▶ [PROBLEM TO SOLVE]
Filter the entries, keeping every line with the word "grid".

▶ [EXTRACTED DATA]
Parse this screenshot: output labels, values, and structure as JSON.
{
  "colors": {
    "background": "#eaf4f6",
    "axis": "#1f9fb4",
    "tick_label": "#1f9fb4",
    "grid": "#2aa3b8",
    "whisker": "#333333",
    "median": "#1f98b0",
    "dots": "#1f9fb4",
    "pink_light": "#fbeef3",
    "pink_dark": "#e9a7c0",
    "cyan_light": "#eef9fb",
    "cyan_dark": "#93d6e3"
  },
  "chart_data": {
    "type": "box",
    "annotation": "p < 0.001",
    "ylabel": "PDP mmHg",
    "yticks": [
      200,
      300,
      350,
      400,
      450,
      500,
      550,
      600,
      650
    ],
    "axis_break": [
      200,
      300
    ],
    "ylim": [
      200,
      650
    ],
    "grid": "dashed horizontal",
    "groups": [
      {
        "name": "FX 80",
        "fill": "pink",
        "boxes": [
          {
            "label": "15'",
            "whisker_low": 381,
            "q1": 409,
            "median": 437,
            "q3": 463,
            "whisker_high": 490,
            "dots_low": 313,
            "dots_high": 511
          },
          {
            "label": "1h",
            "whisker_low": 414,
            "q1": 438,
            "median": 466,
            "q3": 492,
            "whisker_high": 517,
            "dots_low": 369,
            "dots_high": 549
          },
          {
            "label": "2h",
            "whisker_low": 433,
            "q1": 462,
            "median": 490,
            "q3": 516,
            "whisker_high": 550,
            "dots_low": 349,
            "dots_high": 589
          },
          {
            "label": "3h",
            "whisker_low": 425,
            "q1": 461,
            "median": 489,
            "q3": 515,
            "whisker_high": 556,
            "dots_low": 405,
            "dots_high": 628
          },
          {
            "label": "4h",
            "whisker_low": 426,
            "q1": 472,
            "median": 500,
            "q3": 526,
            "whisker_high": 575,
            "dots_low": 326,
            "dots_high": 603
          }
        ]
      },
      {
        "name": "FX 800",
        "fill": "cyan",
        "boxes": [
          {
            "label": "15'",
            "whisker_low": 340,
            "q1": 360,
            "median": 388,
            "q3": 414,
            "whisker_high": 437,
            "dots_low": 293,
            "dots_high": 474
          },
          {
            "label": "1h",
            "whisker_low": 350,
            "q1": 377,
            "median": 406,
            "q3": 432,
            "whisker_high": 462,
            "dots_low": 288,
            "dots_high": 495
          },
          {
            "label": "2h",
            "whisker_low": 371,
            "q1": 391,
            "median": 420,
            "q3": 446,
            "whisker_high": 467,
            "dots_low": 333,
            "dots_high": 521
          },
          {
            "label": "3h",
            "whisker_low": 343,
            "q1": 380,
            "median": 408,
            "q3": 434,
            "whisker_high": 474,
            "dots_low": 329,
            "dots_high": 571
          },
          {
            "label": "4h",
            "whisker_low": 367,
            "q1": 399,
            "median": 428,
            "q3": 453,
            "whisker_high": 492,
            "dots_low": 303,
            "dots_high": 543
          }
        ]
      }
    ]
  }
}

▶ [IN RESPONSE]
    "grid": "#2aa3b8",
    "grid": "dashed horizontal",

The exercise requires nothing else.